*SUPPLIED DATA*:

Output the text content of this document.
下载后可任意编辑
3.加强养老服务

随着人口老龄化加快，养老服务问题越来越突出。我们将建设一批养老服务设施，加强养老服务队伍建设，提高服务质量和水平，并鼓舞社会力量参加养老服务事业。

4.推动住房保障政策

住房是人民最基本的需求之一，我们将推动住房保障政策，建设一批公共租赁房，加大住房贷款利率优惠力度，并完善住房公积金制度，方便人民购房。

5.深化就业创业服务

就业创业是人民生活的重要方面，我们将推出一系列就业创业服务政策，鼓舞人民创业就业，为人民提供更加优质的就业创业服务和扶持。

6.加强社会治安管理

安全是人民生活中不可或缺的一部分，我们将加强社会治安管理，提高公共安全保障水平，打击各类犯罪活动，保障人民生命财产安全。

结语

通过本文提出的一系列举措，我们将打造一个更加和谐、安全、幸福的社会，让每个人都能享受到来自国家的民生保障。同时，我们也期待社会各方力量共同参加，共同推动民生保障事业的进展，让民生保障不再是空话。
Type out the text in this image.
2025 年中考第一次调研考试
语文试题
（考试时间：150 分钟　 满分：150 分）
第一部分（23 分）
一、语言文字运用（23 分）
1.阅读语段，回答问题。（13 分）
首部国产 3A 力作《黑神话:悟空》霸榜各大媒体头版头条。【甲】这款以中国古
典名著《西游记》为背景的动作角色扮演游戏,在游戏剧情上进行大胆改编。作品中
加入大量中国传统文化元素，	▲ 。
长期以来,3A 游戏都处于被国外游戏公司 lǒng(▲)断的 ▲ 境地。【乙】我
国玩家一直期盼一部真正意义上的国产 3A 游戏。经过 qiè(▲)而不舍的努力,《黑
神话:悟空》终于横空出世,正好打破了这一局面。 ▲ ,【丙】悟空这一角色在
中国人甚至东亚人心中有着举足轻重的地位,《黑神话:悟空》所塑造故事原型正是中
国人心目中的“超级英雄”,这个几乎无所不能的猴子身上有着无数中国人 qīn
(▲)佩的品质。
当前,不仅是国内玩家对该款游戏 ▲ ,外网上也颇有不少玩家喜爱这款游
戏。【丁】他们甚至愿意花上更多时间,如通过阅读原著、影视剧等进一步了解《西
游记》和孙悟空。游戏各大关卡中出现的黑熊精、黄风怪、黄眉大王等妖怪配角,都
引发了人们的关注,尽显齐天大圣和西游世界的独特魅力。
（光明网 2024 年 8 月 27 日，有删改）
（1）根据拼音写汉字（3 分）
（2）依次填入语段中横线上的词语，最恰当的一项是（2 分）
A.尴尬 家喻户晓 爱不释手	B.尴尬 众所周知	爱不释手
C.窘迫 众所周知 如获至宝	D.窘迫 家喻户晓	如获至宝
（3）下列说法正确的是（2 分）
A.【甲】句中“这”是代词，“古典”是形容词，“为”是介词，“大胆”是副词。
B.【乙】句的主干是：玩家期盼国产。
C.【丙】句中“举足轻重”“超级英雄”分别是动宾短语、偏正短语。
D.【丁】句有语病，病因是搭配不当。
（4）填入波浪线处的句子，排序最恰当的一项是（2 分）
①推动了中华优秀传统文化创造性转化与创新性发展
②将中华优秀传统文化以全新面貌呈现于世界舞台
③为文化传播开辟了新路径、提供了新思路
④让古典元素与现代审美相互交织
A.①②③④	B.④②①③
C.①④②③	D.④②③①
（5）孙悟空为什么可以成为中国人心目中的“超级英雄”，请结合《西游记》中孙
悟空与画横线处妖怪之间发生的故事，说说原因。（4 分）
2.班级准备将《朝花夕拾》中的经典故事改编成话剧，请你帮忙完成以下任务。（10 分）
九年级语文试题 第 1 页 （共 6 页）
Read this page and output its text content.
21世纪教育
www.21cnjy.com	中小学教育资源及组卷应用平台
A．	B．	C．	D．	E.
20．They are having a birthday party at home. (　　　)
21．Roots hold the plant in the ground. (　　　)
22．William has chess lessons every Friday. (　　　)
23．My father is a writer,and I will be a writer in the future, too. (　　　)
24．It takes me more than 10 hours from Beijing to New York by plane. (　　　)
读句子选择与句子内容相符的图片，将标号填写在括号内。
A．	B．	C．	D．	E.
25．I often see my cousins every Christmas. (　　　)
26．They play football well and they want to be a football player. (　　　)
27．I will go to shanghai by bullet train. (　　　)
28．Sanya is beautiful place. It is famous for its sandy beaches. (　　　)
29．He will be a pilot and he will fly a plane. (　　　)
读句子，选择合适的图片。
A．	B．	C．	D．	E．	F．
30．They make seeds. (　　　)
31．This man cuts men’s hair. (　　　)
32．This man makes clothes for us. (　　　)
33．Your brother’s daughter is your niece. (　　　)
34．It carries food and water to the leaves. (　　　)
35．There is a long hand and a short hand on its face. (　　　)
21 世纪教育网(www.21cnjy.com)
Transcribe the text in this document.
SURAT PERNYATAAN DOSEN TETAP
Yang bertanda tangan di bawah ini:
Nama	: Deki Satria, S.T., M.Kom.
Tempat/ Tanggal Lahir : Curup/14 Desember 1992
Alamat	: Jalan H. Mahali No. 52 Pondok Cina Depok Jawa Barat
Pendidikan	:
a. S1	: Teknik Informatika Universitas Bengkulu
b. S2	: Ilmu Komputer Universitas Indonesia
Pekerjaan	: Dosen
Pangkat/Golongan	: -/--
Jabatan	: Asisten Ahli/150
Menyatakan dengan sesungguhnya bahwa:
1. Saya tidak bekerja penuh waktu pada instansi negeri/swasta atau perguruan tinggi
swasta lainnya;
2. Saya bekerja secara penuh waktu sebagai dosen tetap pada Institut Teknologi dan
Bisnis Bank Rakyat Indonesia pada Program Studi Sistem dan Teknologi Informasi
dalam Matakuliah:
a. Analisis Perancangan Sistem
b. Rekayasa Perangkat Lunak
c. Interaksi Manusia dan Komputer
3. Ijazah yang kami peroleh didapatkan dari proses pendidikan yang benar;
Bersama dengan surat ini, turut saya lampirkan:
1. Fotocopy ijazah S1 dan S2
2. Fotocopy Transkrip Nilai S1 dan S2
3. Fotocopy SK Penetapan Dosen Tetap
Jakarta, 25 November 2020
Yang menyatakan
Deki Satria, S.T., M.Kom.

*WHAT IS BEING ASKED*:
Search the entries for the word "Deki", then gather every line that has it.

*RESULT OF THIS EXERCISE*:
Nama	: Deki Satria, S.T., M.Kom.
Deki Satria, S.T., M.Kom.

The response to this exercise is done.